_Given entries_.
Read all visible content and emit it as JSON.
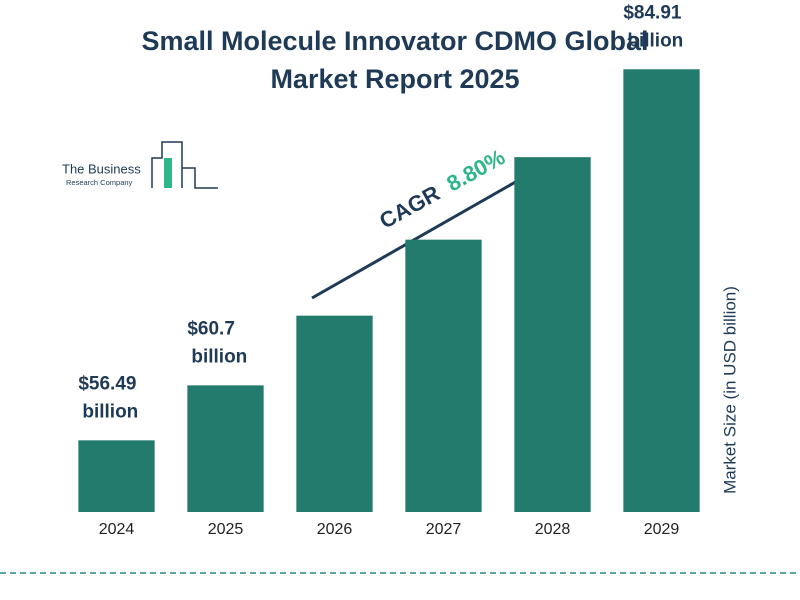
{
  "logo": {
    "line1": "The Business",
    "line2": "Research Company"
  },
  "chart_data": {
    "type": "bar",
    "title": "Small Molecule Innovator CDMO Global Market Report 2025",
    "y_label": "Market Size (in USD billion)",
    "categories": [
      "2024",
      "2025",
      "2026",
      "2027",
      "2028",
      "2029"
    ],
    "values": [
      56.49,
      60.7,
      66.04,
      71.86,
      78.18,
      84.91
    ],
    "value_labels": [
      "$56.49 billion",
      "$60.7 billion",
      null,
      null,
      null,
      "$84.91 billion"
    ],
    "color": "#237b6d",
    "ylim": [
      51,
      87
    ],
    "annotation": {
      "label": "CAGR",
      "value": "8.80%"
    }
  }
}
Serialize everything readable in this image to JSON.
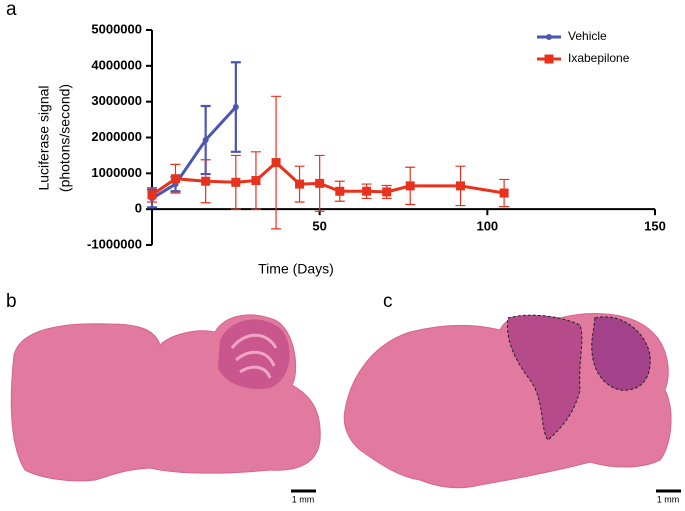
{
  "chart_data": {
    "type": "line",
    "x_label": "Time (Days)",
    "y_label": [
      "Luciferase signal",
      "(photons/second)"
    ],
    "xlim": [
      0,
      150
    ],
    "xticks": [
      50,
      100,
      150
    ],
    "ylim": [
      -1000000,
      5000000
    ],
    "yticks": [
      -1000000,
      0,
      1000000,
      2000000,
      3000000,
      4000000,
      5000000
    ],
    "legend": "top-right",
    "series": [
      {
        "name": "Vehicle",
        "color": "#4a55b5",
        "marker": "circle",
        "x": [
          0,
          7,
          16,
          25
        ],
        "values": [
          300000,
          700000,
          1930000,
          2850000
        ],
        "errors": [
          250000,
          200000,
          950000,
          1250000
        ]
      },
      {
        "name": "Ixabepilone",
        "color": "#e8321e",
        "marker": "square",
        "x": [
          0,
          7,
          16,
          25,
          31,
          37,
          44,
          50,
          56,
          64,
          70,
          77,
          92,
          105
        ],
        "values": [
          400000,
          850000,
          780000,
          750000,
          800000,
          1300000,
          700000,
          720000,
          500000,
          500000,
          480000,
          650000,
          650000,
          450000
        ],
        "errors": [
          200000,
          400000,
          600000,
          750000,
          800000,
          1850000,
          500000,
          780000,
          280000,
          200000,
          180000,
          520000,
          550000,
          380000
        ]
      }
    ]
  },
  "panels": [
    {
      "label": "a"
    },
    {
      "label": "b",
      "scale_bar": "1 mm"
    },
    {
      "label": "c",
      "scale_bar": "1 mm"
    }
  ]
}
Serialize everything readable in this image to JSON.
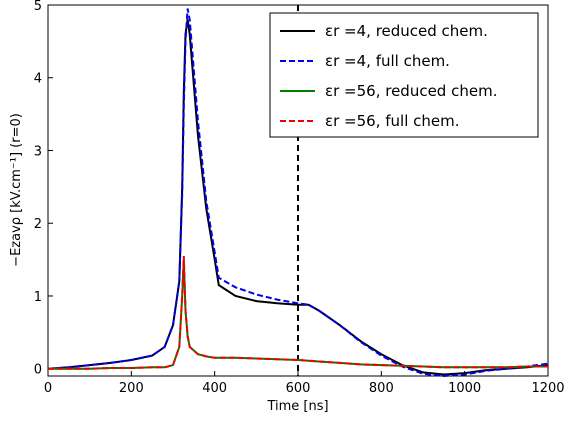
{
  "chart_data": {
    "type": "line",
    "xlabel": "Time [ns]",
    "ylabel": "−Ezavρ [kV.cm⁻¹] (r=0)",
    "x": [
      0,
      50,
      100,
      150,
      200,
      250,
      280,
      300,
      315,
      322,
      326,
      330,
      335,
      340,
      360,
      380,
      400,
      410,
      450,
      500,
      550,
      600,
      625,
      650,
      700,
      750,
      800,
      850,
      900,
      950,
      1000,
      1050,
      1100,
      1150,
      1200
    ],
    "series": [
      {
        "name": "εr =4, reduced chem.",
        "color": "#000000",
        "dash": false,
        "values": [
          0,
          0.02,
          0.05,
          0.08,
          0.12,
          0.18,
          0.3,
          0.6,
          1.2,
          2.5,
          3.8,
          4.6,
          4.8,
          4.6,
          3.2,
          2.2,
          1.5,
          1.15,
          1.0,
          0.93,
          0.9,
          0.88,
          0.88,
          0.8,
          0.6,
          0.38,
          0.2,
          0.05,
          -0.05,
          -0.08,
          -0.06,
          -0.02,
          0,
          0.02,
          0.05
        ]
      },
      {
        "name": "εr =4, full chem.",
        "color": "#0000ee",
        "dash": true,
        "values": [
          0,
          0.02,
          0.05,
          0.08,
          0.12,
          0.18,
          0.3,
          0.6,
          1.2,
          2.4,
          3.6,
          4.5,
          4.95,
          4.8,
          3.4,
          2.3,
          1.6,
          1.25,
          1.12,
          1.02,
          0.95,
          0.9,
          0.88,
          0.8,
          0.6,
          0.37,
          0.18,
          0.03,
          -0.07,
          -0.1,
          -0.08,
          -0.03,
          0,
          0.03,
          0.07
        ]
      },
      {
        "name": "εr =56, reduced chem.",
        "color": "#008000",
        "dash": false,
        "values": [
          0,
          0,
          0,
          0.01,
          0.01,
          0.02,
          0.02,
          0.05,
          0.3,
          1.0,
          1.5,
          0.8,
          0.45,
          0.3,
          0.2,
          0.17,
          0.15,
          0.15,
          0.15,
          0.14,
          0.13,
          0.12,
          0.11,
          0.1,
          0.08,
          0.06,
          0.05,
          0.04,
          0.03,
          0.02,
          0.02,
          0.02,
          0.02,
          0.03,
          0.03
        ]
      },
      {
        "name": "εr =56, full chem.",
        "color": "#ee0000",
        "dash": true,
        "values": [
          0,
          0,
          0,
          0.01,
          0.01,
          0.02,
          0.02,
          0.05,
          0.3,
          1.0,
          1.55,
          0.8,
          0.45,
          0.3,
          0.2,
          0.17,
          0.15,
          0.15,
          0.15,
          0.14,
          0.13,
          0.12,
          0.11,
          0.1,
          0.08,
          0.06,
          0.05,
          0.04,
          0.03,
          0.02,
          0.02,
          0.02,
          0.02,
          0.03,
          0.03
        ]
      }
    ],
    "xlim": [
      0,
      1200
    ],
    "xticks": [
      0,
      200,
      400,
      600,
      800,
      1000,
      1200
    ],
    "ylim": [
      -0.1,
      5
    ],
    "yticks": [
      0,
      1,
      2,
      3,
      4,
      5
    ],
    "vline": 600,
    "legend": "upper right"
  }
}
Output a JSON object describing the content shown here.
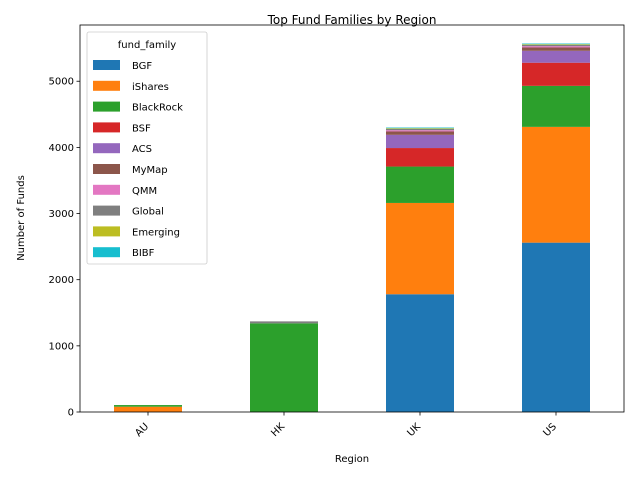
{
  "chart_data": {
    "type": "bar",
    "stacked": true,
    "title": "Top Fund Families by Region",
    "xlabel": "Region",
    "ylabel": "Number of Funds",
    "categories": [
      "AU",
      "HK",
      "UK",
      "US"
    ],
    "ylim": [
      0,
      5850
    ],
    "yticks": [
      0,
      1000,
      2000,
      3000,
      4000,
      5000
    ],
    "grid": false,
    "legend_title": "fund_family",
    "legend_position": "upper-left",
    "series": [
      {
        "name": "BGF",
        "color": "#1f77b4",
        "values": [
          0,
          0,
          1780,
          2560
        ]
      },
      {
        "name": "iShares",
        "color": "#ff7f0e",
        "values": [
          80,
          0,
          1380,
          1750
        ]
      },
      {
        "name": "BlackRock",
        "color": "#2ca02c",
        "values": [
          25,
          1340,
          550,
          620
        ]
      },
      {
        "name": "BSF",
        "color": "#d62728",
        "values": [
          0,
          0,
          280,
          350
        ]
      },
      {
        "name": "ACS",
        "color": "#9467bd",
        "values": [
          0,
          0,
          200,
          180
        ]
      },
      {
        "name": "MyMap",
        "color": "#8c564b",
        "values": [
          0,
          0,
          50,
          50
        ]
      },
      {
        "name": "QMM",
        "color": "#e377c2",
        "values": [
          0,
          0,
          20,
          20
        ]
      },
      {
        "name": "Global",
        "color": "#7f7f7f",
        "values": [
          0,
          30,
          20,
          20
        ]
      },
      {
        "name": "Emerging",
        "color": "#bcbd22",
        "values": [
          0,
          0,
          10,
          10
        ]
      },
      {
        "name": "BIBF",
        "color": "#17becf",
        "values": [
          0,
          0,
          10,
          10
        ]
      }
    ]
  }
}
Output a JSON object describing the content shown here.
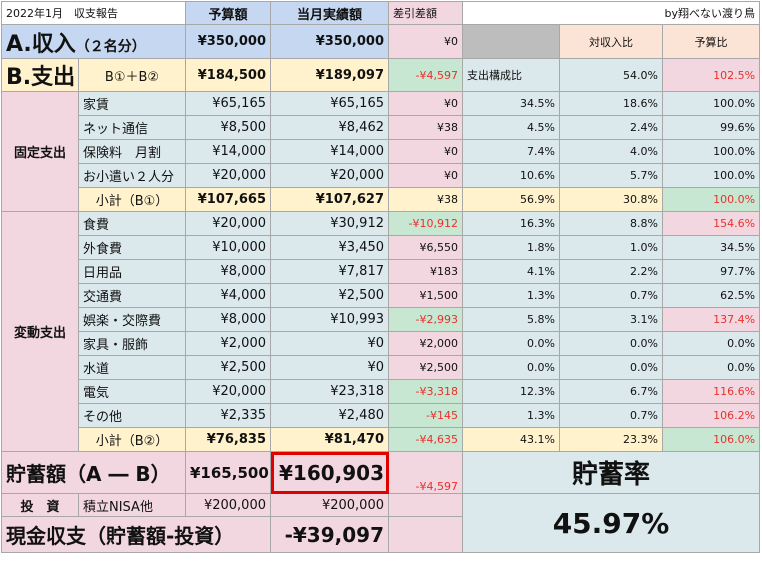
{
  "header": {
    "title": "2022年1月　収支報告",
    "col_budget": "予算額",
    "col_actual": "当月実績額",
    "col_diff": "差引差額",
    "credit": "by翔べない渡り鳥"
  },
  "income": {
    "label": "A.収入",
    "sub": "（２名分）",
    "budget": "¥350,000",
    "actual": "¥350,000",
    "diff": "¥0",
    "col_income_ratio": "対収入比",
    "col_budget_ratio": "予算比"
  },
  "expense": {
    "label": "B.支出",
    "formula": "B①＋B②",
    "budget": "¥184,500",
    "actual": "¥189,097",
    "diff": "-¥4,597",
    "ratio_label": "支出構成比",
    "income_ratio": "54.0%",
    "budget_ratio": "102.5%"
  },
  "fixed": {
    "group": "固定支出",
    "rows": [
      {
        "name": "家賃",
        "budget": "¥65,165",
        "actual": "¥65,165",
        "diff": "¥0",
        "share": "34.5%",
        "income_ratio": "18.6%",
        "budget_ratio": "100.0%"
      },
      {
        "name": "ネット通信",
        "budget": "¥8,500",
        "actual": "¥8,462",
        "diff": "¥38",
        "share": "4.5%",
        "income_ratio": "2.4%",
        "budget_ratio": "99.6%"
      },
      {
        "name": "保険料　月割",
        "budget": "¥14,000",
        "actual": "¥14,000",
        "diff": "¥0",
        "share": "7.4%",
        "income_ratio": "4.0%",
        "budget_ratio": "100.0%"
      },
      {
        "name": "お小遣い２人分",
        "budget": "¥20,000",
        "actual": "¥20,000",
        "diff": "¥0",
        "share": "10.6%",
        "income_ratio": "5.7%",
        "budget_ratio": "100.0%"
      }
    ],
    "subtotal": {
      "name": "小計（B①）",
      "budget": "¥107,665",
      "actual": "¥107,627",
      "diff": "¥38",
      "share": "56.9%",
      "income_ratio": "30.8%",
      "budget_ratio": "100.0%"
    }
  },
  "variable": {
    "group": "変動支出",
    "rows": [
      {
        "name": "食費",
        "budget": "¥20,000",
        "actual": "¥30,912",
        "diff": "-¥10,912",
        "share": "16.3%",
        "income_ratio": "8.8%",
        "budget_ratio": "154.6%"
      },
      {
        "name": "外食費",
        "budget": "¥10,000",
        "actual": "¥3,450",
        "diff": "¥6,550",
        "share": "1.8%",
        "income_ratio": "1.0%",
        "budget_ratio": "34.5%"
      },
      {
        "name": "日用品",
        "budget": "¥8,000",
        "actual": "¥7,817",
        "diff": "¥183",
        "share": "4.1%",
        "income_ratio": "2.2%",
        "budget_ratio": "97.7%"
      },
      {
        "name": "交通費",
        "budget": "¥4,000",
        "actual": "¥2,500",
        "diff": "¥1,500",
        "share": "1.3%",
        "income_ratio": "0.7%",
        "budget_ratio": "62.5%"
      },
      {
        "name": "娯楽・交際費",
        "budget": "¥8,000",
        "actual": "¥10,993",
        "diff": "-¥2,993",
        "share": "5.8%",
        "income_ratio": "3.1%",
        "budget_ratio": "137.4%"
      },
      {
        "name": "家具・服飾",
        "budget": "¥2,000",
        "actual": "¥0",
        "diff": "¥2,000",
        "share": "0.0%",
        "income_ratio": "0.0%",
        "budget_ratio": "0.0%"
      },
      {
        "name": "水道",
        "budget": "¥2,500",
        "actual": "¥0",
        "diff": "¥2,500",
        "share": "0.0%",
        "income_ratio": "0.0%",
        "budget_ratio": "0.0%"
      },
      {
        "name": "電気",
        "budget": "¥20,000",
        "actual": "¥23,318",
        "diff": "-¥3,318",
        "share": "12.3%",
        "income_ratio": "6.7%",
        "budget_ratio": "116.6%"
      },
      {
        "name": "その他",
        "budget": "¥2,335",
        "actual": "¥2,480",
        "diff": "-¥145",
        "share": "1.3%",
        "income_ratio": "0.7%",
        "budget_ratio": "106.2%"
      }
    ],
    "subtotal": {
      "name": "小計（B②）",
      "budget": "¥76,835",
      "actual": "¥81,470",
      "diff": "-¥4,635",
      "share": "43.1%",
      "income_ratio": "23.3%",
      "budget_ratio": "106.0%"
    }
  },
  "savings": {
    "label": "貯蓄額（A ― B）",
    "budget": "¥165,500",
    "actual": "¥160,903",
    "diff": "-¥4,597",
    "rate_label": "貯蓄率",
    "rate_value": "45.97%"
  },
  "investment": {
    "label": "投　資",
    "name": "積立NISA他",
    "budget": "¥200,000",
    "actual": "¥200,000"
  },
  "cash_flow": {
    "label": "現金収支（貯蓄額-投資）",
    "value": "-¥39,097"
  },
  "colors": {
    "negative": "#e8302a",
    "highlight_border": "#e00000",
    "pink": "#f3d7e0",
    "blue": "#c6d8f1",
    "green": "#c7e7d3",
    "yellow": "#fff2cc"
  }
}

_Directions_. Report only how many lines in the listing contain the string "Region".

_In response_. 2